# [WHAT TO WORK ON]
Copy out, word for word, the lines of the records below, starting at the line containing "sunrise-text: Sunrise: 6:15" and ending at the line containing "day-number: 29 bbox=[129, 463, 236, 483]". Include both of those lines.

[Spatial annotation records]
..............................

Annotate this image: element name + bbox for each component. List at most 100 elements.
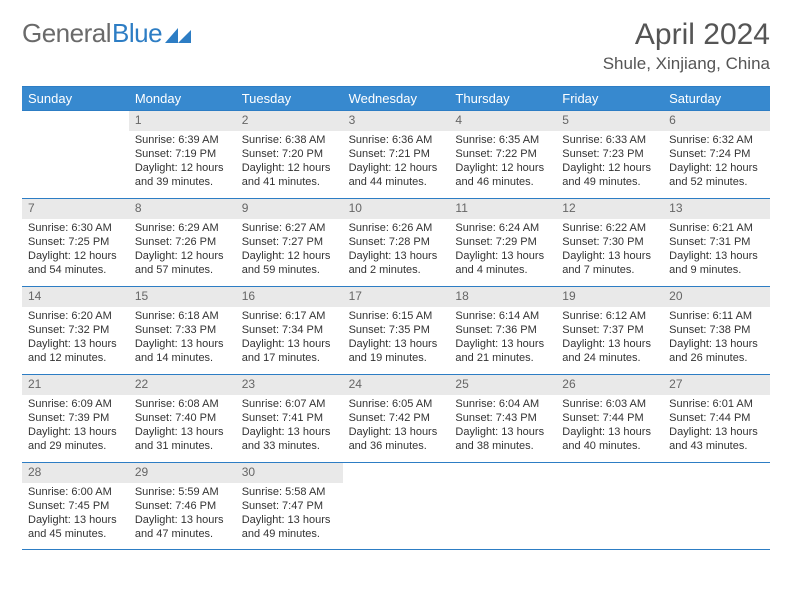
sunrise-text: Sunrise: 6:15 AM bbox=[349, 309, 444, 323]
calendar-cell: 20Sunrise: 6:11 AMSunset: 7:38 PMDayligh… bbox=[663, 286, 770, 374]
weekday-header: Wednesday bbox=[343, 87, 450, 110]
day-info: Sunrise: 6:01 AMSunset: 7:44 PMDaylight:… bbox=[667, 397, 766, 454]
calendar-cell: 29Sunrise: 5:59 AMSunset: 7:46 PMDayligh… bbox=[129, 462, 236, 550]
sunrise-text: Sunrise: 6:33 AM bbox=[562, 133, 657, 147]
calendar-cell: 2Sunrise: 6:38 AMSunset: 7:20 PMDaylight… bbox=[236, 110, 343, 198]
sunset-text: Sunset: 7:25 PM bbox=[28, 235, 123, 249]
calendar-cell: 26Sunrise: 6:03 AMSunset: 7:44 PMDayligh… bbox=[556, 374, 663, 462]
day-number: 27 bbox=[663, 375, 770, 395]
calendar-cell: 23Sunrise: 6:07 AMSunset: 7:41 PMDayligh… bbox=[236, 374, 343, 462]
daylight-text: Daylight: 13 hours and 49 minutes. bbox=[242, 513, 337, 542]
day-number: 29 bbox=[129, 463, 236, 483]
day-info: Sunrise: 6:14 AMSunset: 7:36 PMDaylight:… bbox=[453, 309, 552, 366]
calendar-cell: 17Sunrise: 6:15 AMSunset: 7:35 PMDayligh… bbox=[343, 286, 450, 374]
calendar-cell: 13Sunrise: 6:21 AMSunset: 7:31 PMDayligh… bbox=[663, 198, 770, 286]
day-number: 30 bbox=[236, 463, 343, 483]
sunrise-text: Sunrise: 5:58 AM bbox=[242, 485, 337, 499]
sunset-text: Sunset: 7:46 PM bbox=[135, 499, 230, 513]
sunset-text: Sunset: 7:38 PM bbox=[669, 323, 764, 337]
daylight-text: Daylight: 13 hours and 21 minutes. bbox=[455, 337, 550, 366]
header: General Blue April 2024 Shule, Xinjiang,… bbox=[22, 18, 770, 74]
calendar-cell: 21Sunrise: 6:09 AMSunset: 7:39 PMDayligh… bbox=[22, 374, 129, 462]
sunset-text: Sunset: 7:20 PM bbox=[242, 147, 337, 161]
sunset-text: Sunset: 7:44 PM bbox=[669, 411, 764, 425]
day-info: Sunrise: 6:21 AMSunset: 7:31 PMDaylight:… bbox=[667, 221, 766, 278]
sunrise-text: Sunrise: 6:18 AM bbox=[135, 309, 230, 323]
day-number: 26 bbox=[556, 375, 663, 395]
day-number: 28 bbox=[22, 463, 129, 483]
day-info: Sunrise: 6:27 AMSunset: 7:27 PMDaylight:… bbox=[240, 221, 339, 278]
daylight-text: Daylight: 12 hours and 39 minutes. bbox=[135, 161, 230, 190]
daylight-text: Daylight: 13 hours and 12 minutes. bbox=[28, 337, 123, 366]
sunrise-text: Sunrise: 6:00 AM bbox=[28, 485, 123, 499]
calendar-cell: 11Sunrise: 6:24 AMSunset: 7:29 PMDayligh… bbox=[449, 198, 556, 286]
sunrise-text: Sunrise: 6:26 AM bbox=[349, 221, 444, 235]
day-info: Sunrise: 6:36 AMSunset: 7:21 PMDaylight:… bbox=[347, 133, 446, 190]
day-info: Sunrise: 6:07 AMSunset: 7:41 PMDaylight:… bbox=[240, 397, 339, 454]
sunrise-text: Sunrise: 6:22 AM bbox=[562, 221, 657, 235]
sunrise-text: Sunrise: 6:30 AM bbox=[28, 221, 123, 235]
calendar-cell: 4Sunrise: 6:35 AMSunset: 7:22 PMDaylight… bbox=[449, 110, 556, 198]
day-number: 19 bbox=[556, 287, 663, 307]
calendar-grid: SundayMondayTuesdayWednesdayThursdayFrid… bbox=[22, 86, 770, 550]
day-number: 8 bbox=[129, 199, 236, 219]
sunset-text: Sunset: 7:37 PM bbox=[562, 323, 657, 337]
day-info: Sunrise: 6:17 AMSunset: 7:34 PMDaylight:… bbox=[240, 309, 339, 366]
sunrise-text: Sunrise: 6:39 AM bbox=[135, 133, 230, 147]
sunrise-text: Sunrise: 6:07 AM bbox=[242, 397, 337, 411]
day-info: Sunrise: 6:05 AMSunset: 7:42 PMDaylight:… bbox=[347, 397, 446, 454]
day-number: 15 bbox=[129, 287, 236, 307]
day-info: Sunrise: 6:04 AMSunset: 7:43 PMDaylight:… bbox=[453, 397, 552, 454]
sunrise-text: Sunrise: 6:01 AM bbox=[669, 397, 764, 411]
day-info: Sunrise: 6:18 AMSunset: 7:33 PMDaylight:… bbox=[133, 309, 232, 366]
weekday-header: Monday bbox=[129, 87, 236, 110]
sunset-text: Sunset: 7:26 PM bbox=[135, 235, 230, 249]
day-info: Sunrise: 6:12 AMSunset: 7:37 PMDaylight:… bbox=[560, 309, 659, 366]
day-info: Sunrise: 6:30 AMSunset: 7:25 PMDaylight:… bbox=[26, 221, 125, 278]
day-number: 17 bbox=[343, 287, 450, 307]
daylight-text: Daylight: 13 hours and 45 minutes. bbox=[28, 513, 123, 542]
calendar-cell: 16Sunrise: 6:17 AMSunset: 7:34 PMDayligh… bbox=[236, 286, 343, 374]
calendar-cell: 7Sunrise: 6:30 AMSunset: 7:25 PMDaylight… bbox=[22, 198, 129, 286]
sunrise-text: Sunrise: 6:17 AM bbox=[242, 309, 337, 323]
title-block: April 2024 Shule, Xinjiang, China bbox=[603, 18, 770, 74]
day-info: Sunrise: 6:39 AMSunset: 7:19 PMDaylight:… bbox=[133, 133, 232, 190]
sunrise-text: Sunrise: 6:38 AM bbox=[242, 133, 337, 147]
day-info: Sunrise: 6:08 AMSunset: 7:40 PMDaylight:… bbox=[133, 397, 232, 454]
sunset-text: Sunset: 7:35 PM bbox=[349, 323, 444, 337]
sunrise-text: Sunrise: 6:09 AM bbox=[28, 397, 123, 411]
sunrise-text: Sunrise: 6:05 AM bbox=[349, 397, 444, 411]
daylight-text: Daylight: 12 hours and 46 minutes. bbox=[455, 161, 550, 190]
day-info: Sunrise: 6:15 AMSunset: 7:35 PMDaylight:… bbox=[347, 309, 446, 366]
daylight-text: Daylight: 12 hours and 41 minutes. bbox=[242, 161, 337, 190]
calendar-cell: 3Sunrise: 6:36 AMSunset: 7:21 PMDaylight… bbox=[343, 110, 450, 198]
sunrise-text: Sunrise: 6:21 AM bbox=[669, 221, 764, 235]
day-info: Sunrise: 6:03 AMSunset: 7:44 PMDaylight:… bbox=[560, 397, 659, 454]
daylight-text: Daylight: 13 hours and 40 minutes. bbox=[562, 425, 657, 454]
calendar-cell bbox=[343, 462, 450, 550]
sunrise-text: Sunrise: 6:32 AM bbox=[669, 133, 764, 147]
calendar-cell: 15Sunrise: 6:18 AMSunset: 7:33 PMDayligh… bbox=[129, 286, 236, 374]
day-info: Sunrise: 6:32 AMSunset: 7:24 PMDaylight:… bbox=[667, 133, 766, 190]
month-title: April 2024 bbox=[603, 18, 770, 52]
sunset-text: Sunset: 7:23 PM bbox=[562, 147, 657, 161]
sunset-text: Sunset: 7:34 PM bbox=[242, 323, 337, 337]
day-number: 9 bbox=[236, 199, 343, 219]
daylight-text: Daylight: 13 hours and 26 minutes. bbox=[669, 337, 764, 366]
daylight-text: Daylight: 13 hours and 43 minutes. bbox=[669, 425, 764, 454]
day-number: 22 bbox=[129, 375, 236, 395]
day-info: Sunrise: 6:20 AMSunset: 7:32 PMDaylight:… bbox=[26, 309, 125, 366]
logo-text-blue: Blue bbox=[112, 18, 162, 49]
day-number: 1 bbox=[129, 111, 236, 131]
day-number: 21 bbox=[22, 375, 129, 395]
sunset-text: Sunset: 7:44 PM bbox=[562, 411, 657, 425]
day-info: Sunrise: 6:38 AMSunset: 7:20 PMDaylight:… bbox=[240, 133, 339, 190]
daylight-text: Daylight: 12 hours and 59 minutes. bbox=[242, 249, 337, 278]
day-number: 7 bbox=[22, 199, 129, 219]
sunset-text: Sunset: 7:45 PM bbox=[28, 499, 123, 513]
daylight-text: Daylight: 13 hours and 47 minutes. bbox=[135, 513, 230, 542]
day-number: 20 bbox=[663, 287, 770, 307]
weekday-header: Friday bbox=[556, 87, 663, 110]
calendar-cell: 6Sunrise: 6:32 AMSunset: 7:24 PMDaylight… bbox=[663, 110, 770, 198]
daylight-text: Daylight: 13 hours and 7 minutes. bbox=[562, 249, 657, 278]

..............................

# [WRITTEN RESPONSE]
sunrise-text: Sunrise: 6:15 AM bbox=[349, 309, 444, 323]
calendar-cell: 20Sunrise: 6:11 AMSunset: 7:38 PMDayligh… bbox=[663, 286, 770, 374]
weekday-header: Wednesday bbox=[343, 87, 450, 110]
day-info: Sunrise: 6:01 AMSunset: 7:44 PMDaylight:… bbox=[667, 397, 766, 454]
calendar-cell: 29Sunrise: 5:59 AMSunset: 7:46 PMDayligh… bbox=[129, 462, 236, 550]
sunrise-text: Sunrise: 6:33 AM bbox=[562, 133, 657, 147]
calendar-cell: 2Sunrise: 6:38 AMSunset: 7:20 PMDaylight… bbox=[236, 110, 343, 198]
sunset-text: Sunset: 7:25 PM bbox=[28, 235, 123, 249]
calendar-cell: 26Sunrise: 6:03 AMSunset: 7:44 PMDayligh… bbox=[556, 374, 663, 462]
day-number: 27 bbox=[663, 375, 770, 395]
calendar-cell: 23Sunrise: 6:07 AMSunset: 7:41 PMDayligh… bbox=[236, 374, 343, 462]
daylight-text: Daylight: 13 hours and 49 minutes. bbox=[242, 513, 337, 542]
day-number: 29 bbox=[129, 463, 236, 483]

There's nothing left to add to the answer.